[Rows from a layout dataset]
*****

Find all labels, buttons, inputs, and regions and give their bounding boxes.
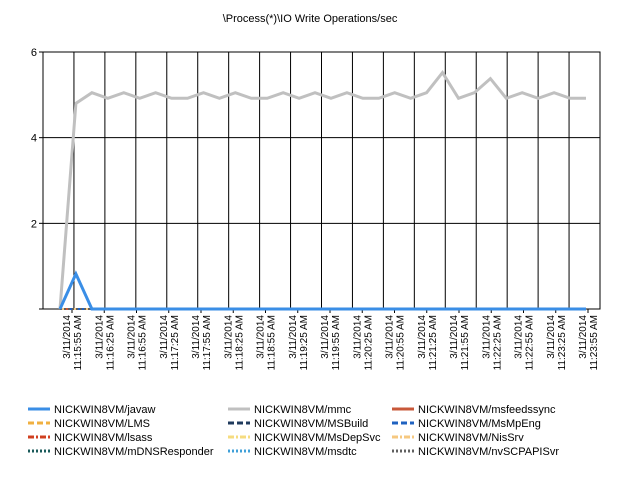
x-tick-label: 3/11/2014 11:22:25 AM [481,315,503,371]
y-tick-label: 2 [31,218,37,230]
x-tick-label: 3/11/2014 11:19:55 AM [320,315,342,371]
x-tick-date: 3/11/2014 [191,315,202,359]
legend-item: NICKWIN8VM/LMS [28,418,150,430]
x-tick-time: 11:22:25 AM [492,315,503,370]
chart-title: \Process(*)\IO Write Operations/sec [223,13,398,25]
legend-item: NICKWIN8VM/mDNSResponder [28,446,214,458]
legend-label: NICKWIN8VM/nvSCPAPISvr [418,446,559,458]
x-tick-time: 11:20:55 AM [396,315,407,370]
y-axis-ticks: 2 4 6 [31,47,43,310]
x-tick-time: 11:23:25 AM [557,315,568,370]
x-tick-time: 11:21:25 AM [428,315,439,370]
legend: NICKWIN8VM/javaw NICKWIN8VM/mmc NICKWIN8VM… [28,404,559,458]
x-tick-label: 3/11/2014 11:23:55 AM [578,315,600,371]
x-tick-time: 11:17:25 AM [170,315,181,370]
x-axis-ticks: 3/11/2014 11:15:55 AM 3/11/2014 11:16:25 AM… [62,309,600,370]
legend-item: NICKWIN8VM/MSBuild [228,418,368,430]
x-tick-time: 11:19:55 AM [331,315,342,370]
x-tick-label: 3/11/2014 11:15:55 AM [62,315,84,371]
legend-label: NICKWIN8VM/MsMpEng [418,418,541,430]
legend-item: NICKWIN8VM/msdtc [228,446,357,458]
x-tick-date: 3/11/2014 [578,315,589,359]
x-tick-label: 3/11/2014 11:18:55 AM [256,315,278,371]
x-tick-time: 11:19:25 AM [299,315,310,370]
x-tick-date: 3/11/2014 [546,315,557,359]
x-tick-label: 3/11/2014 11:16:55 AM [127,315,149,371]
x-tick-date: 3/11/2014 [449,315,460,359]
legend-label: NICKWIN8VM/mDNSResponder [54,446,214,458]
legend-item: NICKWIN8VM/NisSrv [392,432,524,444]
x-tick-date: 3/11/2014 [256,315,267,359]
legend-item: NICKWIN8VM/mmc [228,404,352,416]
legend-label: NICKWIN8VM/MSBuild [254,418,368,430]
x-tick-label: 3/11/2014 11:22:55 AM [514,315,536,371]
x-tick-label: 3/11/2014 11:17:55 AM [191,315,213,371]
x-tick-label: 3/11/2014 11:20:25 AM [352,315,374,371]
x-tick-time: 11:16:55 AM [138,315,149,370]
x-tick-date: 3/11/2014 [320,315,331,359]
legend-item: NICKWIN8VM/MsDepSvc [228,432,381,444]
x-tick-time: 11:23:55 AM [589,315,600,370]
x-tick-time: 11:18:25 AM [234,315,245,370]
x-tick-label: 3/11/2014 11:17:25 AM [159,315,181,371]
x-tick-time: 11:21:55 AM [460,315,471,370]
legend-label: NICKWIN8VM/msfeedssync [418,404,556,416]
grid-lines [43,52,600,309]
x-tick-label: 3/11/2014 11:19:25 AM [288,315,310,371]
x-tick-date: 3/11/2014 [417,315,428,359]
x-tick-time: 11:22:55 AM [525,315,536,370]
legend-item: NICKWIN8VM/msfeedssync [392,404,556,416]
legend-label: NICKWIN8VM/lsass [54,432,153,444]
x-tick-time: 11:18:55 AM [267,315,278,370]
x-tick-label: 3/11/2014 11:18:25 AM [223,315,245,371]
legend-item: NICKWIN8VM/lsass [28,432,153,444]
x-tick-time: 11:15:55 AM [73,315,84,370]
x-tick-time: 11:17:55 AM [202,315,213,370]
x-tick-date: 3/11/2014 [514,315,525,359]
x-tick-date: 3/11/2014 [223,315,234,359]
legend-item: NICKWIN8VM/javaw [28,404,156,416]
x-tick-date: 3/11/2014 [385,315,396,359]
x-tick-date: 3/11/2014 [288,315,299,359]
legend-item: NICKWIN8VM/nvSCPAPISvr [392,446,559,458]
x-tick-label: 3/11/2014 11:23:25 AM [546,315,568,371]
series-lines [58,69,586,311]
legend-label: NICKWIN8VM/NisSrv [418,432,524,444]
legend-label: NICKWIN8VM/javaw [54,404,156,416]
legend-label: NICKWIN8VM/mmc [254,404,352,416]
x-tick-date: 3/11/2014 [159,315,170,359]
legend-item: NICKWIN8VM/MsMpEng [392,418,541,430]
x-tick-time: 11:20:25 AM [363,315,374,370]
x-tick-label: 3/11/2014 11:21:25 AM [417,315,439,371]
x-tick-date: 3/11/2014 [481,315,492,359]
series-line-1 [58,69,586,310]
x-tick-date: 3/11/2014 [94,315,105,359]
legend-label: NICKWIN8VM/LMS [54,418,150,430]
x-tick-label: 3/11/2014 11:21:55 AM [449,315,471,371]
x-tick-label: 3/11/2014 11:16:25 AM [94,315,116,371]
x-tick-time: 11:16:25 AM [105,315,116,370]
y-tick-label: 6 [31,47,37,59]
x-tick-date: 3/11/2014 [127,315,138,359]
legend-label: NICKWIN8VM/msdtc [254,446,357,458]
legend-label: NICKWIN8VM/MsDepSvc [254,432,381,444]
x-tick-date: 3/11/2014 [352,315,363,359]
x-tick-date: 3/11/2014 [62,315,73,359]
y-tick-label: 4 [31,133,37,145]
series-line-0 [58,270,586,311]
x-tick-label: 3/11/2014 11:20:55 AM [385,315,407,371]
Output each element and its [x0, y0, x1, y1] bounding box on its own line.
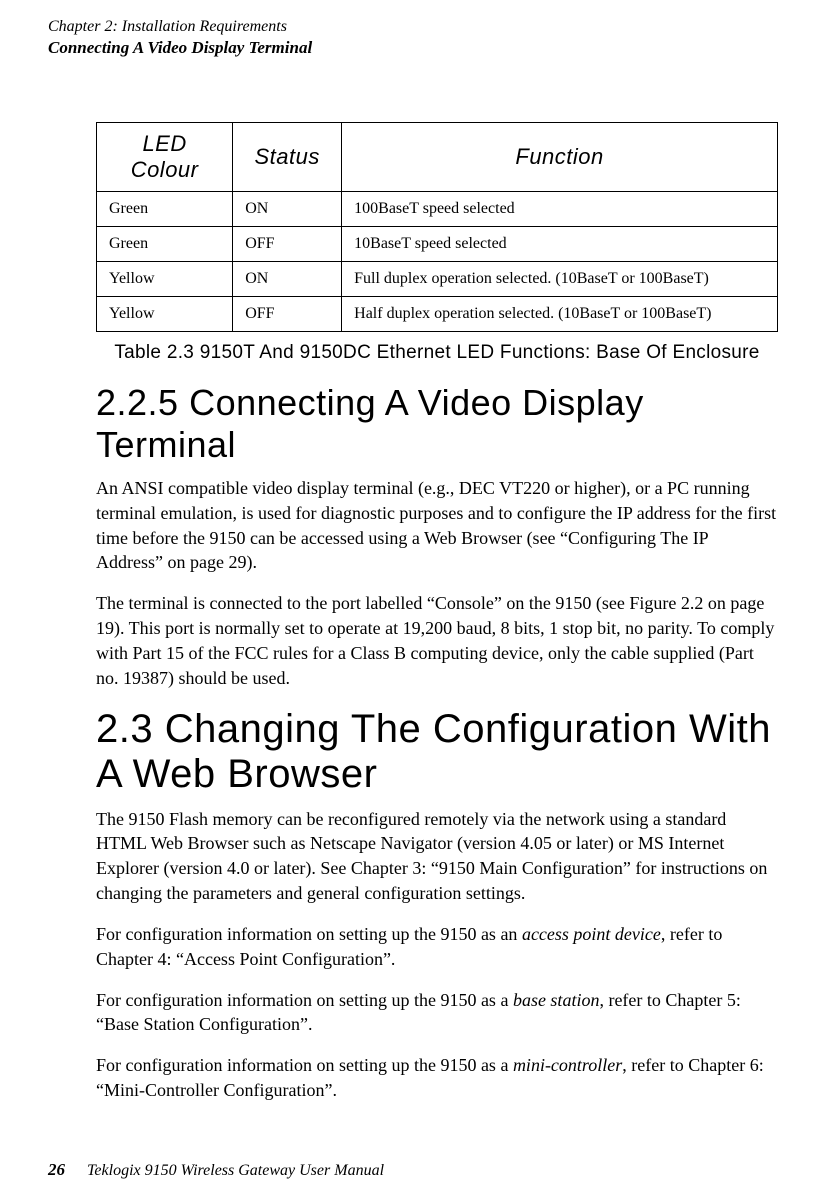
table-row: Yellow OFF Half duplex operation selecte… — [97, 297, 778, 332]
chapter-label: Chapter 2: Installation Requirements — [48, 18, 786, 36]
cell-led: Green — [97, 192, 233, 227]
main-content: LED Colour Status Function Green ON 100B… — [96, 122, 778, 1103]
cell-status: OFF — [233, 227, 342, 262]
col-header-led: LED Colour — [97, 123, 233, 192]
text-italic: mini-controller — [513, 1055, 622, 1075]
section-heading-23: 2.3 Changing The Configuration With A We… — [96, 707, 778, 797]
page-header: Chapter 2: Installation Requirements Con… — [48, 18, 786, 58]
paragraph: The terminal is connected to the port la… — [96, 591, 778, 690]
text-italic: base station — [513, 990, 600, 1010]
cell-function: Full duplex operation selected. (10BaseT… — [342, 262, 778, 297]
cell-status: ON — [233, 262, 342, 297]
text-italic: access point device — [522, 924, 661, 944]
paragraph: The 9150 Flash memory can be reconfigure… — [96, 807, 778, 906]
cell-led: Yellow — [97, 262, 233, 297]
table-row: Yellow ON Full duplex operation selected… — [97, 262, 778, 297]
cell-status: OFF — [233, 297, 342, 332]
footer-title: Teklogix 9150 Wireless Gateway User Manu… — [87, 1162, 384, 1179]
section-label: Connecting A Video Display Terminal — [48, 38, 786, 58]
table-header-row: LED Colour Status Function — [97, 123, 778, 192]
text-pre: For configuration information on setting… — [96, 990, 513, 1010]
section-heading-225: 2.2.5 Connecting A Video Display Termina… — [96, 382, 778, 466]
page-number: 26 — [48, 1160, 65, 1179]
cell-status: ON — [233, 192, 342, 227]
paragraph: For configuration information on setting… — [96, 922, 778, 972]
paragraph: For configuration information on setting… — [96, 988, 778, 1038]
paragraph: An ANSI compatible video display termina… — [96, 476, 778, 575]
col-header-function: Function — [342, 123, 778, 192]
table-row: Green ON 100BaseT speed selected — [97, 192, 778, 227]
paragraph: For configuration information on setting… — [96, 1053, 778, 1103]
table-row: Green OFF 10BaseT speed selected — [97, 227, 778, 262]
cell-function: 10BaseT speed selected — [342, 227, 778, 262]
cell-led: Green — [97, 227, 233, 262]
text-pre: For configuration information on setting… — [96, 924, 522, 944]
col-header-status: Status — [233, 123, 342, 192]
table-caption: Table 2.3 9150T And 9150DC Ethernet LED … — [96, 342, 778, 364]
page-footer: 26 Teklogix 9150 Wireless Gateway User Ma… — [48, 1160, 384, 1180]
cell-function: 100BaseT speed selected — [342, 192, 778, 227]
text-pre: For configuration information on setting… — [96, 1055, 513, 1075]
cell-led: Yellow — [97, 297, 233, 332]
led-table: LED Colour Status Function Green ON 100B… — [96, 122, 778, 332]
cell-function: Half duplex operation selected. (10BaseT… — [342, 297, 778, 332]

*****

Task statement => Output the lines in the records from the one containing "table-row: Yellow OFF" through the one containing "footer-title: Teklogix 9150" as a JSON list of strings, one string per line, leaving out blank lines.

Right answer =>
[
  "table-row: Yellow OFF Half duplex operation selecte… — [97, 297, 778, 332]",
  "chapter-label: Chapter 2: Installation Requirements — [48, 18, 786, 36]",
  "cell-led: Green — [97, 192, 233, 227]",
  "main-content: LED Colour Status Function Green ON 100B… — [96, 122, 778, 1103]",
  "cell-status: OFF — [233, 227, 342, 262]",
  "col-header-led: LED Colour — [97, 123, 233, 192]",
  "text-italic: mini-controller — [513, 1055, 622, 1075]",
  "section-heading-23: 2.3 Changing The Configuration With A We… — [96, 707, 778, 797]",
  "page-header: Chapter 2: Installation Requirements Con… — [48, 18, 786, 58]",
  "paragraph: The terminal is connected to the port la… — [96, 591, 778, 690]",
  "text-italic: base station — [513, 990, 600, 1010]",
  "cell-function: Full duplex operation selected. (10BaseT… — [342, 262, 778, 297]",
  "cell-status: ON — [233, 262, 342, 297]",
  "text-italic: access point device — [522, 924, 661, 944]",
  "paragraph: The 9150 Flash memory can be reconfigure… — [96, 807, 778, 906]",
  "cell-led: Yellow — [97, 262, 233, 297]",
  "table-row: Yellow ON Full duplex operation selected… — [97, 262, 778, 297]",
  "cell-status: OFF — [233, 297, 342, 332]",
  "footer-title: Teklogix 9150 Wireless Gateway User Manu… — [87, 1162, 384, 1179]"
]